◆ DATA LINES
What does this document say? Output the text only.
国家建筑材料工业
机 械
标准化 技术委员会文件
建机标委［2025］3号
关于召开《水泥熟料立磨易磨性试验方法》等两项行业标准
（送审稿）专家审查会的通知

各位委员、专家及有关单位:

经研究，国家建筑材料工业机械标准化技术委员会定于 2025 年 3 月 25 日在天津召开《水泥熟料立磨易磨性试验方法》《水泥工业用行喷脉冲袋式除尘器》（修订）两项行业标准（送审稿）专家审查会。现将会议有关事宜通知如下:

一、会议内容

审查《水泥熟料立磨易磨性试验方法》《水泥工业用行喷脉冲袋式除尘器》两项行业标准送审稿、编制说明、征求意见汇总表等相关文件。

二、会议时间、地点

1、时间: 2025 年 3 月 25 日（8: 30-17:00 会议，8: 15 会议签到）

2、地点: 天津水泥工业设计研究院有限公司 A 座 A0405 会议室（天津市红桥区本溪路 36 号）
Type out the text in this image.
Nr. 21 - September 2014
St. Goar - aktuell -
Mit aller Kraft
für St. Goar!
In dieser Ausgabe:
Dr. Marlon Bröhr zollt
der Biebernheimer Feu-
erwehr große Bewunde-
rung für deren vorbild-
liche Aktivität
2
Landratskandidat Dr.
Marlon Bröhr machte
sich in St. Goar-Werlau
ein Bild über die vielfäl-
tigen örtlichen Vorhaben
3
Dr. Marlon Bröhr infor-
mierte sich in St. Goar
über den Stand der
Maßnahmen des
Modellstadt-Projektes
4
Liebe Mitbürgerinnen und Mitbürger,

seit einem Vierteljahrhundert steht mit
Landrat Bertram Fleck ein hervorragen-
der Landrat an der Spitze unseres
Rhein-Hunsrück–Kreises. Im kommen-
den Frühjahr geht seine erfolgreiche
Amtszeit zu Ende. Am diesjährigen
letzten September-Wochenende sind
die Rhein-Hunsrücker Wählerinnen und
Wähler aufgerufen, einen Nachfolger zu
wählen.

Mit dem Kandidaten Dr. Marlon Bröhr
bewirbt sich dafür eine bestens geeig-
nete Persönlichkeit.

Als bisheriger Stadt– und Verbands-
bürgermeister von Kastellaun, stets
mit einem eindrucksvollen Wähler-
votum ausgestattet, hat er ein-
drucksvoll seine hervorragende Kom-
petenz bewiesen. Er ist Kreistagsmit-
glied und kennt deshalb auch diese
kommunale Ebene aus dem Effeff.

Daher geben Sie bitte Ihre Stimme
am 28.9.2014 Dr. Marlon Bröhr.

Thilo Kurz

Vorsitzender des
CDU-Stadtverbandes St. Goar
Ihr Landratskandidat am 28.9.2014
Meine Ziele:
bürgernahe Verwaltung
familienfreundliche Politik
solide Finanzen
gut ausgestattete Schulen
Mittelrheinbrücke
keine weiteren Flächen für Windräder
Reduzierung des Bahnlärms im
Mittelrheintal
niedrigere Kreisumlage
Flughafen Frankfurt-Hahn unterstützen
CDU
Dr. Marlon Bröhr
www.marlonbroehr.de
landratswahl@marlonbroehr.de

◆ EXERCISE PROMPT
Copy all the records above exactly, missing none.

◆ ANSWER FOR THE TASK
What does this document say? Output the text only.
国家建筑材料工业
机 械
标准化 技术委员会文件
建机标委［2025］3号
关于召开《水泥熟料立磨易磨性试验方法》等两项行业标准
（送审稿）专家审查会的通知

各位委员、专家及有关单位:

经研究，国家建筑材料工业机械标准化技术委员会定于 2025 年 3 月 25 日在天津召开《水泥熟料立磨易磨性试验方法》《水泥工业用行喷脉冲袋式除尘器》（修订）两项行业标准（送审稿）专家审查会。现将会议有关事宜通知如下:

一、会议内容

审查《水泥熟料立磨易磨性试验方法》《水泥工业用行喷脉冲袋式除尘器》两项行业标准送审稿、编制说明、征求意见汇总表等相关文件。

二、会议时间、地点

1、时间: 2025 年 3 月 25 日（8: 30-17:00 会议，8: 15 会议签到）

2、地点: 天津水泥工业设计研究院有限公司 A 座 A0405 会议室（天津市红桥区本溪路 36 号）
Type out the text in this image.
Nr. 21 - September 2014
St. Goar - aktuell -
Mit aller Kraft
für St. Goar!
In dieser Ausgabe:
Dr. Marlon Bröhr zollt
der Biebernheimer Feu-
erwehr große Bewunde-
rung für deren vorbild-
liche Aktivität
2
Landratskandidat Dr.
Marlon Bröhr machte
sich in St. Goar-Werlau
ein Bild über die vielfäl-
tigen örtlichen Vorhaben
3
Dr. Marlon Bröhr infor-
mierte sich in St. Goar
über den Stand der
Maßnahmen des
Modellstadt-Projektes
4
Liebe Mitbürgerinnen und Mitbürger,

seit einem Vierteljahrhundert steht mit
Landrat Bertram Fleck ein hervorragen-
der Landrat an der Spitze unseres
Rhein-Hunsrück–Kreises. Im kommen-
den Frühjahr geht seine erfolgreiche
Amtszeit zu Ende. Am diesjährigen
letzten September-Wochenende sind
die Rhein-Hunsrücker Wählerinnen und
Wähler aufgerufen, einen Nachfolger zu
wählen.

Mit dem Kandidaten Dr. Marlon Bröhr
bewirbt sich dafür eine bestens geeig-
nete Persönlichkeit.

Als bisheriger Stadt– und Verbands-
bürgermeister von Kastellaun, stets
mit einem eindrucksvollen Wähler-
votum ausgestattet, hat er ein-
drucksvoll seine hervorragende Kom-
petenz bewiesen. Er ist Kreistagsmit-
glied und kennt deshalb auch diese
kommunale Ebene aus dem Effeff.

Daher geben Sie bitte Ihre Stimme
am 28.9.2014 Dr. Marlon Bröhr.

Thilo Kurz

Vorsitzender des
CDU-Stadtverbandes St. Goar
Ihr Landratskandidat am 28.9.2014
Meine Ziele:
bürgernahe Verwaltung
familienfreundliche Politik
solide Finanzen
gut ausgestattete Schulen
Mittelrheinbrücke
keine weiteren Flächen für Windräder
Reduzierung des Bahnlärms im
Mittelrheintal
niedrigere Kreisumlage
Flughafen Frankfurt-Hahn unterstützen
CDU
Dr. Marlon Bröhr
www.marlonbroehr.de
landratswahl@marlonbroehr.de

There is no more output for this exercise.